Rewrite the listing from its first line through the line holding "candle-body [101,174,107,178]", inclusive, putting "price-scale-label" in place of "price-axis-label" and leaving everything else as it is.

• • • • • • •

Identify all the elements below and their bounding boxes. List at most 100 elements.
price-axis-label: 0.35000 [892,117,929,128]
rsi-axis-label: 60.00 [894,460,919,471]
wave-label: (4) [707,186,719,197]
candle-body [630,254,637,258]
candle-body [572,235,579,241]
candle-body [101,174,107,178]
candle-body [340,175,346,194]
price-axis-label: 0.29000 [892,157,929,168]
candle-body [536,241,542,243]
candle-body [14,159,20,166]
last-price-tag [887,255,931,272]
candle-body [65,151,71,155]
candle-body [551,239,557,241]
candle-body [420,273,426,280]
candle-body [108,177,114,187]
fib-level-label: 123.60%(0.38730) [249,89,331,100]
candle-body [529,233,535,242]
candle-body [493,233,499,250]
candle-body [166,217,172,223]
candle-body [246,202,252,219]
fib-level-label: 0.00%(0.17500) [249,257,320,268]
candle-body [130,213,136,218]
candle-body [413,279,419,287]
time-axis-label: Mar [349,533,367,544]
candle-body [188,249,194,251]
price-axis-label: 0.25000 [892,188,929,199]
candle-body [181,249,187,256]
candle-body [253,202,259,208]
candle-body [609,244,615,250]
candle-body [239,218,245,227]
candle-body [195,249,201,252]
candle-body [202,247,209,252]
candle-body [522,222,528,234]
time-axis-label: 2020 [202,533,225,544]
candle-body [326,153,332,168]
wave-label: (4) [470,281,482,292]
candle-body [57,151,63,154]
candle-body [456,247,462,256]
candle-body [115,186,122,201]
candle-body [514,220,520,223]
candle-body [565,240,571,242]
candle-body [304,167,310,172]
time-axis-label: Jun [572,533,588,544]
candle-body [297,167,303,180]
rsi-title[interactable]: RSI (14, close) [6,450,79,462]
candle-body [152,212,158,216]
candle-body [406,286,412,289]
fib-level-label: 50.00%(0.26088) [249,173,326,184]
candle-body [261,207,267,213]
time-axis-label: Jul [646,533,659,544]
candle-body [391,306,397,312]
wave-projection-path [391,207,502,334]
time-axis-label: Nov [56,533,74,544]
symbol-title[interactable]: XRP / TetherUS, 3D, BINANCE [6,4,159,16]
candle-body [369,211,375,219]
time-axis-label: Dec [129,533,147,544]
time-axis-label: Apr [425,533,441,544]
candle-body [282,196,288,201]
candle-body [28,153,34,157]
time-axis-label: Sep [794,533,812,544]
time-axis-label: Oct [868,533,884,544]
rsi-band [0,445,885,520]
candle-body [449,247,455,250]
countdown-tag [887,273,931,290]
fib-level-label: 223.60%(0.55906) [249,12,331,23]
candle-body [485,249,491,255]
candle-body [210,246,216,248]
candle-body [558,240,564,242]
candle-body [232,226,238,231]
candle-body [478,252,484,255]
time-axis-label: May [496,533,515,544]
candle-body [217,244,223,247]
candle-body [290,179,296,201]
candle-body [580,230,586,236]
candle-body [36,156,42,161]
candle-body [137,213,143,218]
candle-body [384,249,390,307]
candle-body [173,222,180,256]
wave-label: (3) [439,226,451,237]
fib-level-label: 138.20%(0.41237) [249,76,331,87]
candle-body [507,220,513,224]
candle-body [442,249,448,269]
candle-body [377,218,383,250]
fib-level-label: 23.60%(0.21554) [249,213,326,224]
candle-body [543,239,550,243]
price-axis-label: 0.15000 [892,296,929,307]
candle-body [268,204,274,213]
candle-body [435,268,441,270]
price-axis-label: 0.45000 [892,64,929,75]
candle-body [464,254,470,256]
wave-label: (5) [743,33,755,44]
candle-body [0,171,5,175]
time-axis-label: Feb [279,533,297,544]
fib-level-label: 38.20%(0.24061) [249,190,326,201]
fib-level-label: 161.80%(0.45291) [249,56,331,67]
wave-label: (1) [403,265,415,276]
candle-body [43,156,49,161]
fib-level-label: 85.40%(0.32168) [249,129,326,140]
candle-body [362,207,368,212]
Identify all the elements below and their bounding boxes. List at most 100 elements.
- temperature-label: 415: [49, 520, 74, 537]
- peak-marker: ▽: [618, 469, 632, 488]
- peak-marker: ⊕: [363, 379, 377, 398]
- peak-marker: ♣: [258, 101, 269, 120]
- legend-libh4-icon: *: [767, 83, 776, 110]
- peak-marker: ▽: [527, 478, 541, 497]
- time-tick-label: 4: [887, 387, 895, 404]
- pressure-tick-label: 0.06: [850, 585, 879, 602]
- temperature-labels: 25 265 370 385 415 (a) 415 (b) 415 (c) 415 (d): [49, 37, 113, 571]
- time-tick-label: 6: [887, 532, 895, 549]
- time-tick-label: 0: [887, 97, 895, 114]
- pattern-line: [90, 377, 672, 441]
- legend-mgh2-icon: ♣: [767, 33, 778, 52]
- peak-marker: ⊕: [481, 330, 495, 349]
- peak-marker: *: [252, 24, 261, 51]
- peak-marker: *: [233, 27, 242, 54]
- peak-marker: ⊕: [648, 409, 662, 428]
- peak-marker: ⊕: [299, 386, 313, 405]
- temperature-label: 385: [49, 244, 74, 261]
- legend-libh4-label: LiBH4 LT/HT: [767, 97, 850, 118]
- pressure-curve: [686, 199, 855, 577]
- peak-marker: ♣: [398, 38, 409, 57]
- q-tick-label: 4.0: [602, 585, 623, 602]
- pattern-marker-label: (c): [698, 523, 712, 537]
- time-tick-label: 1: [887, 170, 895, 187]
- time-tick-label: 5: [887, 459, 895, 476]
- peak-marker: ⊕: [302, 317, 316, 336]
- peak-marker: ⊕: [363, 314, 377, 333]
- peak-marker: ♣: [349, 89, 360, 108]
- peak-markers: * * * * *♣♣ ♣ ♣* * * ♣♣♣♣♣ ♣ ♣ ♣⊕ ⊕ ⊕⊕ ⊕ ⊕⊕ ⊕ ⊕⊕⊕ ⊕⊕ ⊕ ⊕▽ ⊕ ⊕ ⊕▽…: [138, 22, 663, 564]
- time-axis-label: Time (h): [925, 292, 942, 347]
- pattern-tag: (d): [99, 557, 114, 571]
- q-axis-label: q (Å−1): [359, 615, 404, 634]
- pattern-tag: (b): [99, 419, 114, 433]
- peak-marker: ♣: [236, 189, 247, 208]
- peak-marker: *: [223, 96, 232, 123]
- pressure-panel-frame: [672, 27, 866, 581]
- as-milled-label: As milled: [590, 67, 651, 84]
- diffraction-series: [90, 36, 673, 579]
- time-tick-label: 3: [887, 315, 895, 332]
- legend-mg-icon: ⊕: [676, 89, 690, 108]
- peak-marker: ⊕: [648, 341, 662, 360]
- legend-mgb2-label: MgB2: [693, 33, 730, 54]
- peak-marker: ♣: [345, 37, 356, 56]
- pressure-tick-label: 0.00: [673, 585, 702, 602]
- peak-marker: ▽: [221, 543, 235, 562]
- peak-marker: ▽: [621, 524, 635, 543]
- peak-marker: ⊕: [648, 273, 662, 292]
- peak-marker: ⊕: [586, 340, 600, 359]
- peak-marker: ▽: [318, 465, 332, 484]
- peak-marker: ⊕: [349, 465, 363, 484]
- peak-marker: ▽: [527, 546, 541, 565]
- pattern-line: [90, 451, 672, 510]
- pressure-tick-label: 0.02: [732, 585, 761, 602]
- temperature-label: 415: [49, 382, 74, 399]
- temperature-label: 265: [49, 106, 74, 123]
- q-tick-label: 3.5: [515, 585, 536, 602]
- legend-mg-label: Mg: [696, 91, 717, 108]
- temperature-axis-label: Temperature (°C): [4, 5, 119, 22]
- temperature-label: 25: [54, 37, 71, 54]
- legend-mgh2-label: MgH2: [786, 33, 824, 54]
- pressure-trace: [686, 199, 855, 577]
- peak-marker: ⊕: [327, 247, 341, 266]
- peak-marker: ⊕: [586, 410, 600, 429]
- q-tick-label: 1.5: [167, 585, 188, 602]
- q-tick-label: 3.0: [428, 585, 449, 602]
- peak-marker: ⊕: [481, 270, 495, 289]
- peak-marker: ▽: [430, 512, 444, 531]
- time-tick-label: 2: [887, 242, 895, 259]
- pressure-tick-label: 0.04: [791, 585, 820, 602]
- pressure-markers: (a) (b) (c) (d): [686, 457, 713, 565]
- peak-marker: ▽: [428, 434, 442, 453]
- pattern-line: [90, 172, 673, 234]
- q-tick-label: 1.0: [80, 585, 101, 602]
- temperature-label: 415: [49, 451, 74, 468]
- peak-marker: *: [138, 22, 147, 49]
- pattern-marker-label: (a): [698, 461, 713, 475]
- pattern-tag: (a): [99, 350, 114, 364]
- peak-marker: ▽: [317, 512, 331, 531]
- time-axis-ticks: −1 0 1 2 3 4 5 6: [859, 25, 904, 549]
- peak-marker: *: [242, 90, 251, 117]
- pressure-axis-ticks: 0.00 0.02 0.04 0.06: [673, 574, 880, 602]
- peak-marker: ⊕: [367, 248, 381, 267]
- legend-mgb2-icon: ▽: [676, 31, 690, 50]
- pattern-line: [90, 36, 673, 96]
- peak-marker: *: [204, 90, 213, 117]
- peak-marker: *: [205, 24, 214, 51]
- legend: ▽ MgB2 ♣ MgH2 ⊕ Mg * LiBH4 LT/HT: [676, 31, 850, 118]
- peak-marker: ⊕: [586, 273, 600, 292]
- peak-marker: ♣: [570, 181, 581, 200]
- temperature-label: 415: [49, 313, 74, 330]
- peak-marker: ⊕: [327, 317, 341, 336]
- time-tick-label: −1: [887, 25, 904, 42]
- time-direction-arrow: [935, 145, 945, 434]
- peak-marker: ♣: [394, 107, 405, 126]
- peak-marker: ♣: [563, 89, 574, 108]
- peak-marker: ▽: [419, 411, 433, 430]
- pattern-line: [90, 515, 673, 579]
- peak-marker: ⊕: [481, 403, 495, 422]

• • • • • • •

- **Task output**:
Identify all the elements below and their bounding boxes. List at most 100 elements.
price-scale-label: 0.35000 [892,117,929,128]
rsi-axis-label: 60.00 [894,460,919,471]
wave-label: (4) [707,186,719,197]
candle-body [630,254,637,258]
candle-body [572,235,579,241]
candle-body [101,174,107,178]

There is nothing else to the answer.